> _AIM OF THE EXERCISE_
Return the line containing "Decode this image" and all lines after it exactly; stop at the end of the material.

===

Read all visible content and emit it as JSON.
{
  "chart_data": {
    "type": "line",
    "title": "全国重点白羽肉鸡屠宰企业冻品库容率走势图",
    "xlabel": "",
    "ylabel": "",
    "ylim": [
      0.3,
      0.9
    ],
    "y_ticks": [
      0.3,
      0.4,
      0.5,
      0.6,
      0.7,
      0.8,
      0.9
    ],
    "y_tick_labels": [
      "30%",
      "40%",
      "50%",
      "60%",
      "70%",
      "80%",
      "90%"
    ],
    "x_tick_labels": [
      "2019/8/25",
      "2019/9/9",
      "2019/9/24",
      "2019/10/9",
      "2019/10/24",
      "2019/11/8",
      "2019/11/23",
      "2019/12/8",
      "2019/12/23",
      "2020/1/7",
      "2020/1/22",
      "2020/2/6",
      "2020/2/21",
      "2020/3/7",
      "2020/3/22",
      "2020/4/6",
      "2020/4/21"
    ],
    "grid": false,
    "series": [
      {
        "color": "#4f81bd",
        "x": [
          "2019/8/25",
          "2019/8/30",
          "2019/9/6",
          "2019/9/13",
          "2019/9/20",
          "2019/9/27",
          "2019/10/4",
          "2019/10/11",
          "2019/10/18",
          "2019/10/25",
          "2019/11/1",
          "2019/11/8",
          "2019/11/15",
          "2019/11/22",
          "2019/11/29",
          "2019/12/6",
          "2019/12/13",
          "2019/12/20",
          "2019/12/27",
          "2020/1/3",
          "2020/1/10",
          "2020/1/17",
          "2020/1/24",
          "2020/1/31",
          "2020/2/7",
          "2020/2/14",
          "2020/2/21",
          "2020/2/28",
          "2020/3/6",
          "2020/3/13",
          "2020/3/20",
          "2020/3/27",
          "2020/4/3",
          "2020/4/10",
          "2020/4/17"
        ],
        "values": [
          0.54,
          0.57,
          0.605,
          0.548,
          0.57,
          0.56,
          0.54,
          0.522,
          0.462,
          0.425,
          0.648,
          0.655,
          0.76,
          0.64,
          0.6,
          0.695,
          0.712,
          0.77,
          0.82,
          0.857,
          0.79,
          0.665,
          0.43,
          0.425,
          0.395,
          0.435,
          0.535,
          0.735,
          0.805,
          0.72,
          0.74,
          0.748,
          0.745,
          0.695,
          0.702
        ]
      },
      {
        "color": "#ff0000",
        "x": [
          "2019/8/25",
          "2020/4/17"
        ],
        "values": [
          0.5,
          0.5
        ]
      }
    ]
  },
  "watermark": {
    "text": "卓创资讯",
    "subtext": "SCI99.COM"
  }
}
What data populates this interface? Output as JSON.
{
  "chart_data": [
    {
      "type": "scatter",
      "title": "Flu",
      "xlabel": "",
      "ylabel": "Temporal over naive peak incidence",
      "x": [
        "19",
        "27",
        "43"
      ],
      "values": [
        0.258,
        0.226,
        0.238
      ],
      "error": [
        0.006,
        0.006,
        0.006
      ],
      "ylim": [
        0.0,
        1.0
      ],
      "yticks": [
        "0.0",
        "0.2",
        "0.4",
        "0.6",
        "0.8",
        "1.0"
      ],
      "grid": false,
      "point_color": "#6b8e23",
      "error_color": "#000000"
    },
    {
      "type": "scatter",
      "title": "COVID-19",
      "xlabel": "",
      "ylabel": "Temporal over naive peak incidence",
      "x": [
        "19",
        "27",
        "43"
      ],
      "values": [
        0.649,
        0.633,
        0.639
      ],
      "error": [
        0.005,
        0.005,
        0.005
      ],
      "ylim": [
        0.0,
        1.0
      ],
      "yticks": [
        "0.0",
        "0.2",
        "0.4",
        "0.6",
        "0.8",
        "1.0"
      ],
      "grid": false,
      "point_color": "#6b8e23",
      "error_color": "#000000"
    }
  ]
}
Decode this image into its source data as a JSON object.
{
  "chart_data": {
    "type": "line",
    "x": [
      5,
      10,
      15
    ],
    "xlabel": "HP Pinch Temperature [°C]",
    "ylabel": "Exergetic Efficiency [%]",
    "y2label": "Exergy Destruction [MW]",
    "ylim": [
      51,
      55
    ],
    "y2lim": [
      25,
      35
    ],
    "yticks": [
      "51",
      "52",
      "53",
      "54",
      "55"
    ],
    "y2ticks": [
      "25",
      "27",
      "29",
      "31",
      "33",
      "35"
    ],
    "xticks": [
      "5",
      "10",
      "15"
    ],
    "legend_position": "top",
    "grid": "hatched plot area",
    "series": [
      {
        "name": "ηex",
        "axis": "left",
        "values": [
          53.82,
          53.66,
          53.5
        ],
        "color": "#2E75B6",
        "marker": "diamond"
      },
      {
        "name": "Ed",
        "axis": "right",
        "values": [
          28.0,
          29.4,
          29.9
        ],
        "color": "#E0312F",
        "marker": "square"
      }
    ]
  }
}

===

> _RESULT OF THE TASK_
Decode this image into its source data as a JSON object.
{
  "chart_data": {
    "type": "line",
    "x": [
      5,
      10,
      15
    ],
    "xlabel": "HP Pinch Temperature [°C]",
    "ylabel": "Exergetic Efficiency [%]",
    "y2label": "Exergy Destruction [MW]",
    "ylim": [
      51,
      55
    ],
    "y2lim": [
      25,
      35
    ],
    "yticks": [
      "51",
      "52",
      "53",
      "54",
      "55"
    ],
    "y2ticks": [
      "25",
      "27",
      "29",
      "31",
      "33",
      "35"
    ],
    "xticks": [
      "5",
      "10",
      "15"
    ],
    "legend_position": "top",
    "grid": "hatched plot area",
    "series": [
      {
        "name": "ηex",
        "axis": "left",
        "values": [
          53.82,
          53.66,
          53.5
        ],
        "color": "#2E75B6",
        "marker": "diamond"
      },
      {
        "name": "Ed",
        "axis": "right",
        "values": [
          28.0,
          29.4,
          29.9
        ],
        "color": "#E0312F",
        "marker": "square"
      }
    ]
  }
}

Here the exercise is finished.